[SET TASK]
Search the material below for the word "steps". Copy every line that has it.

[THE RECORDS]
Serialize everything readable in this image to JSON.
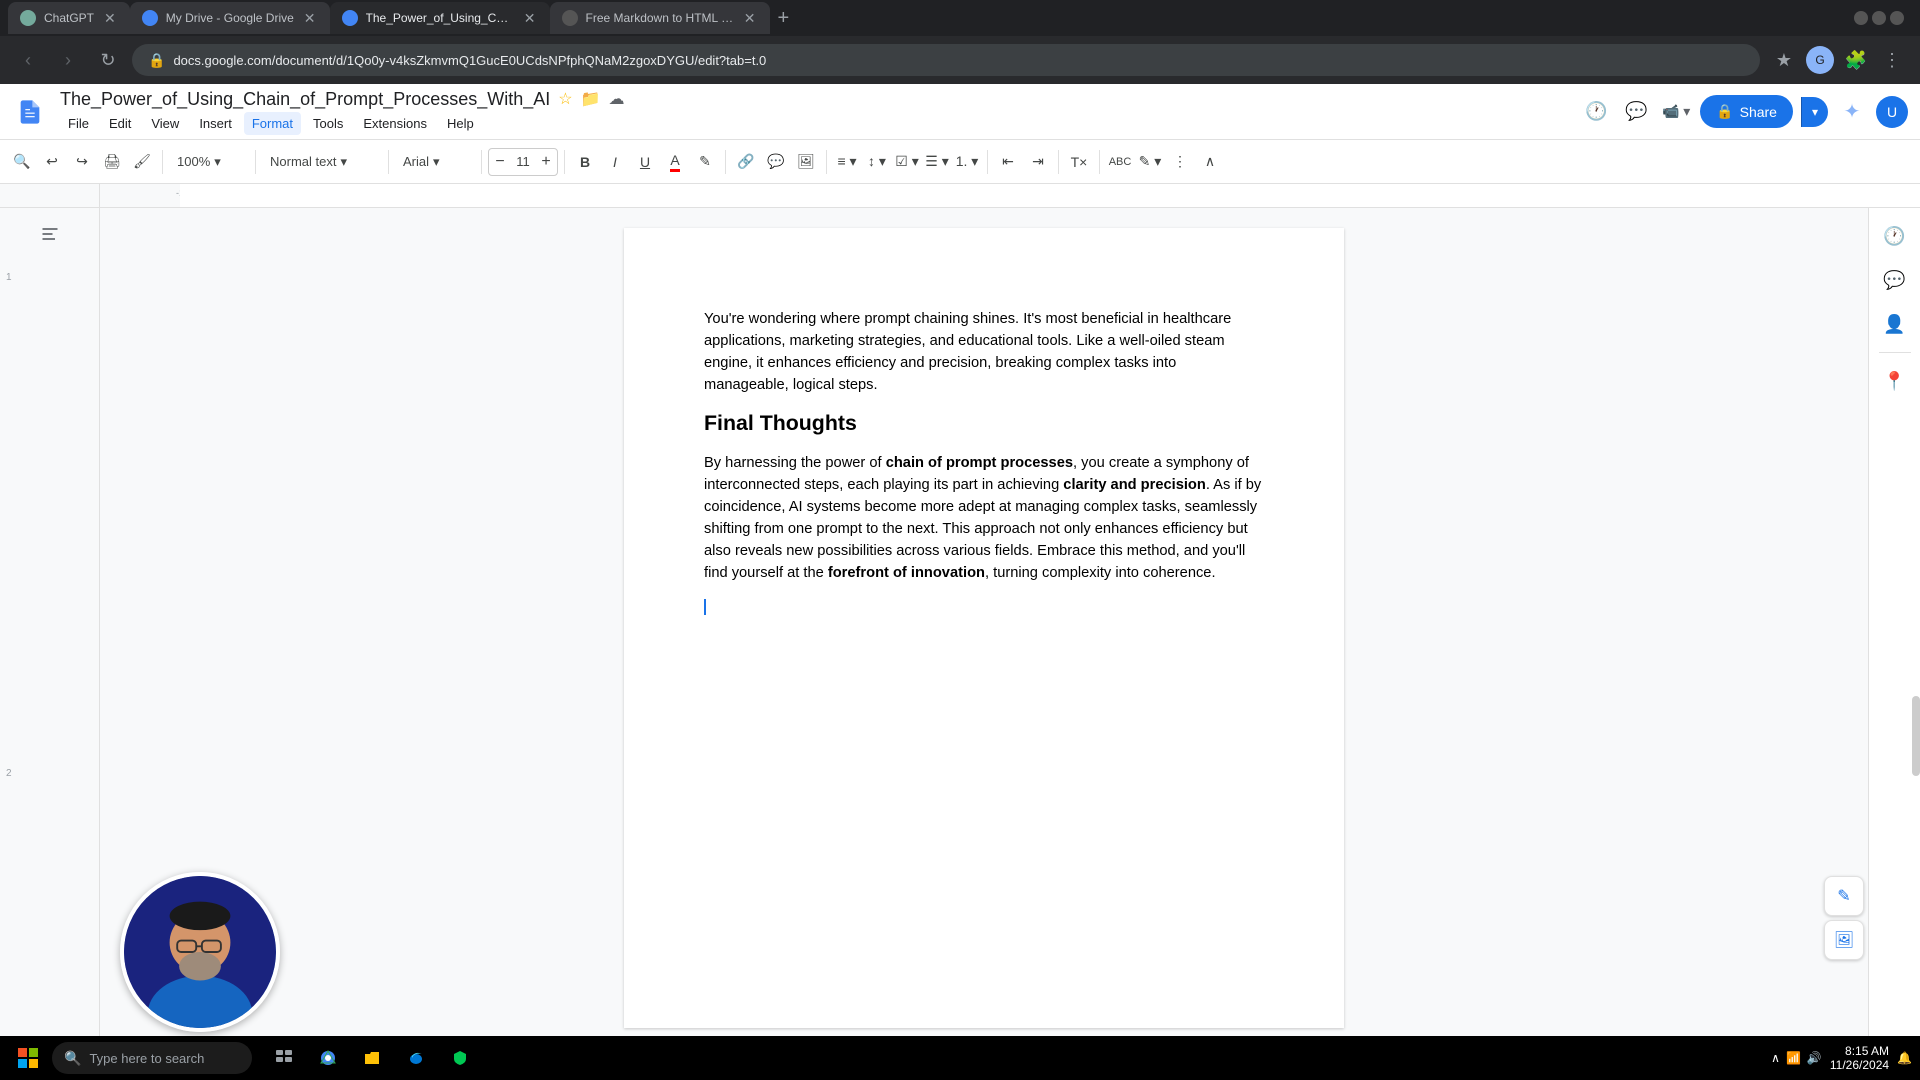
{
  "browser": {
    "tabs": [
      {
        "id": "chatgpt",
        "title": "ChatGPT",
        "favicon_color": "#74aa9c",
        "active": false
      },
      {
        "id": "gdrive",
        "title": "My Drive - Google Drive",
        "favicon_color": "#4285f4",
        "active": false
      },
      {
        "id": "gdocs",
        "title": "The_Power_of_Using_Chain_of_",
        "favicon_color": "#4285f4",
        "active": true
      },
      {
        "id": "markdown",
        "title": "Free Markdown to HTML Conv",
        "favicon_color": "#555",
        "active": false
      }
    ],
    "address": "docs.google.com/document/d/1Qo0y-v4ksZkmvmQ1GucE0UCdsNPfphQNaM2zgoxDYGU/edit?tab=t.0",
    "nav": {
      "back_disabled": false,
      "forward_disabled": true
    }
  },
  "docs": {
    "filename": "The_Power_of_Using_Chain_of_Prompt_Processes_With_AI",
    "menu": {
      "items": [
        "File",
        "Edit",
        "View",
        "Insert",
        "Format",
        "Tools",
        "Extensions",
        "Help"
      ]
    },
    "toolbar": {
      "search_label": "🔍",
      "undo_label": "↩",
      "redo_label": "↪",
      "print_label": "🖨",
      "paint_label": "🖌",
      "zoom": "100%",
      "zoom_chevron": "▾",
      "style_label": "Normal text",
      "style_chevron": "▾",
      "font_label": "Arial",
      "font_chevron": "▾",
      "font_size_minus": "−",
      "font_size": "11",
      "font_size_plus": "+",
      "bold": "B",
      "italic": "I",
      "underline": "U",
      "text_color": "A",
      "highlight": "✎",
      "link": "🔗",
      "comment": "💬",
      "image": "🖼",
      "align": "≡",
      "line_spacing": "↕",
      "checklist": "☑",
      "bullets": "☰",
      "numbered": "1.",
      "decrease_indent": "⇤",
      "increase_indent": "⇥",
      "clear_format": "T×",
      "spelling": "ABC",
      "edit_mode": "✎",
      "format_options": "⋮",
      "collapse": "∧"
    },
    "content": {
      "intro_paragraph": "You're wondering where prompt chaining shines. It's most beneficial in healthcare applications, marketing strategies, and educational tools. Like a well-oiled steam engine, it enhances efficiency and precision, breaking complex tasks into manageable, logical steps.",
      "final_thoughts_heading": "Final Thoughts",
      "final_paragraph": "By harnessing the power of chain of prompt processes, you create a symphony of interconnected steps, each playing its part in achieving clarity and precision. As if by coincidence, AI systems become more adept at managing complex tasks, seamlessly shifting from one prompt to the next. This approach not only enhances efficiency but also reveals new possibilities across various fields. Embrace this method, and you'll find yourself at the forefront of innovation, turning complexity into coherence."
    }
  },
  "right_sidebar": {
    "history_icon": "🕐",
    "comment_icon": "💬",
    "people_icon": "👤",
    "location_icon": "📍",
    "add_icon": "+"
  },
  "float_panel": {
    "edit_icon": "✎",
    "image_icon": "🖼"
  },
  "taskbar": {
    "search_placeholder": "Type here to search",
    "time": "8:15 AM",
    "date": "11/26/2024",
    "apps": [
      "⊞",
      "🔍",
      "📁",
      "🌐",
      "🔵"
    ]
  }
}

--

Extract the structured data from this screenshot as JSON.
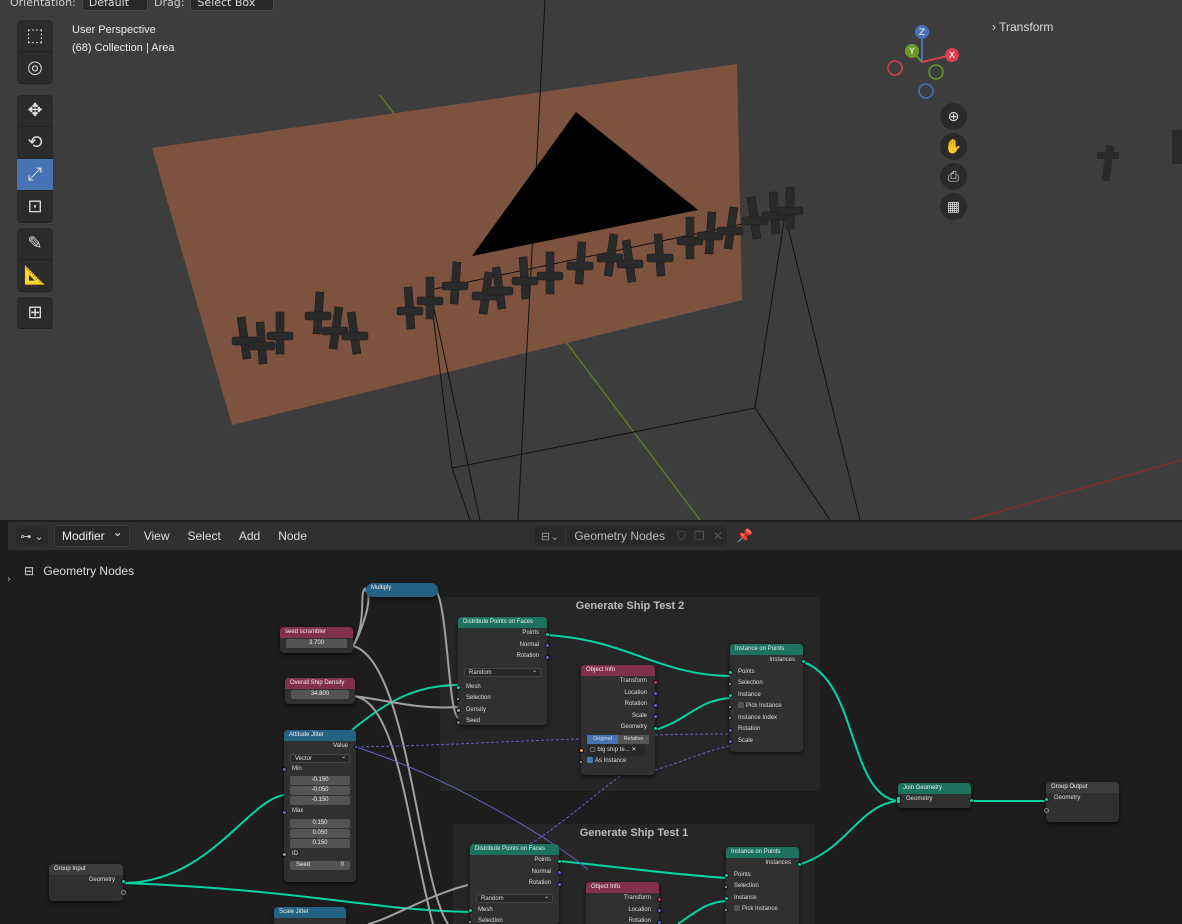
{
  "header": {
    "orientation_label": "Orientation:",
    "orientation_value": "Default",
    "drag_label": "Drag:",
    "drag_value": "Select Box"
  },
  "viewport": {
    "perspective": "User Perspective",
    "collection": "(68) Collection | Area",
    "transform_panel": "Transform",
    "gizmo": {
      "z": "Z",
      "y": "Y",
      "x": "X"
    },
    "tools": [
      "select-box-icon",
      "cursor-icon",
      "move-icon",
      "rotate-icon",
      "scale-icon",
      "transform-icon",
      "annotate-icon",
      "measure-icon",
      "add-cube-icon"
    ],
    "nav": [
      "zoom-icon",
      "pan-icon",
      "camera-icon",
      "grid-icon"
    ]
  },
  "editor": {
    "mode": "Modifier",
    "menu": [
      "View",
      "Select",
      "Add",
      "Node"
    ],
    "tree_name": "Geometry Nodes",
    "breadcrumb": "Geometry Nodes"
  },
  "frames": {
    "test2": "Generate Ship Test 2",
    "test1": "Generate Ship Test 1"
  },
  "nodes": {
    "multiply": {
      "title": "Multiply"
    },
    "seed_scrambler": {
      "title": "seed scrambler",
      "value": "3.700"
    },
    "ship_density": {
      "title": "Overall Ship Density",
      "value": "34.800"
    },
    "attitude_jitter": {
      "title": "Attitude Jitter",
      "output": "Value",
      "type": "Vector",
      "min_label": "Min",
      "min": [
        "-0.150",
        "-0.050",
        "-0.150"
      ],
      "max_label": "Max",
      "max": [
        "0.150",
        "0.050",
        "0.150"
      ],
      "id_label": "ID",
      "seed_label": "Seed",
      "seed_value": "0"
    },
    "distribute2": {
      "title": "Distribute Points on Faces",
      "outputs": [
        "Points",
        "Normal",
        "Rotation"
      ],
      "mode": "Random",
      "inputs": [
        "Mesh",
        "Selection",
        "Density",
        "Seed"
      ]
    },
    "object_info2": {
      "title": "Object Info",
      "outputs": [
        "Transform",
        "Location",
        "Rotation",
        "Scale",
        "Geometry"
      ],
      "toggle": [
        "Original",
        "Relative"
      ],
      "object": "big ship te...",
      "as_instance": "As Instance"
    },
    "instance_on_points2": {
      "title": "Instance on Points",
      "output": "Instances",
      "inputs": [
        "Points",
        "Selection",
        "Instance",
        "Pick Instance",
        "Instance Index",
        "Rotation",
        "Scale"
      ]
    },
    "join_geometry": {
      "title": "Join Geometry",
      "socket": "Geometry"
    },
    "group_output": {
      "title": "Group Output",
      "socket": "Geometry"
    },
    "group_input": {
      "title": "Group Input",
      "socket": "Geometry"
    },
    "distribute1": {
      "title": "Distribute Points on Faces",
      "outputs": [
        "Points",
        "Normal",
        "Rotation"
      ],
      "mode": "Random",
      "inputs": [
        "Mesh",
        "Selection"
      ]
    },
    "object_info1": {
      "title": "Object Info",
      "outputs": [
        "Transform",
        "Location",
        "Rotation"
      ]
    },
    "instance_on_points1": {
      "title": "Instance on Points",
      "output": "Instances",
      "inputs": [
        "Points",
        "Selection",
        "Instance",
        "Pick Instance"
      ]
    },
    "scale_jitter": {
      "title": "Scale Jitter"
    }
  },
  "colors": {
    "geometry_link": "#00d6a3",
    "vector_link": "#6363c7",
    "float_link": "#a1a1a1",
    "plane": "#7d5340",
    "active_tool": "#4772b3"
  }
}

[OUTPUT OF THE TASK]
      "intro_paragraph": "You're wondering where prompt chaining shines. It's most beneficial in healthcare applications, marketing strategies, and educational tools. Like a well-oiled steam engine, it enhances efficiency and precision, breaking complex tasks into manageable, logical steps.",
      "final_paragraph": "By harnessing the power of chain of prompt processes, you create a symphony of interconnected steps, each playing its part in achieving clarity and precision. As if by coincidence, AI systems become more adept at managing complex tasks, seamlessly shifting from one prompt to the next. This approach not only enhances efficiency but also reveals new possibilities across various fields. Embrace this method, and you'll find yourself at the forefront of innovation, turning complexity into coherence."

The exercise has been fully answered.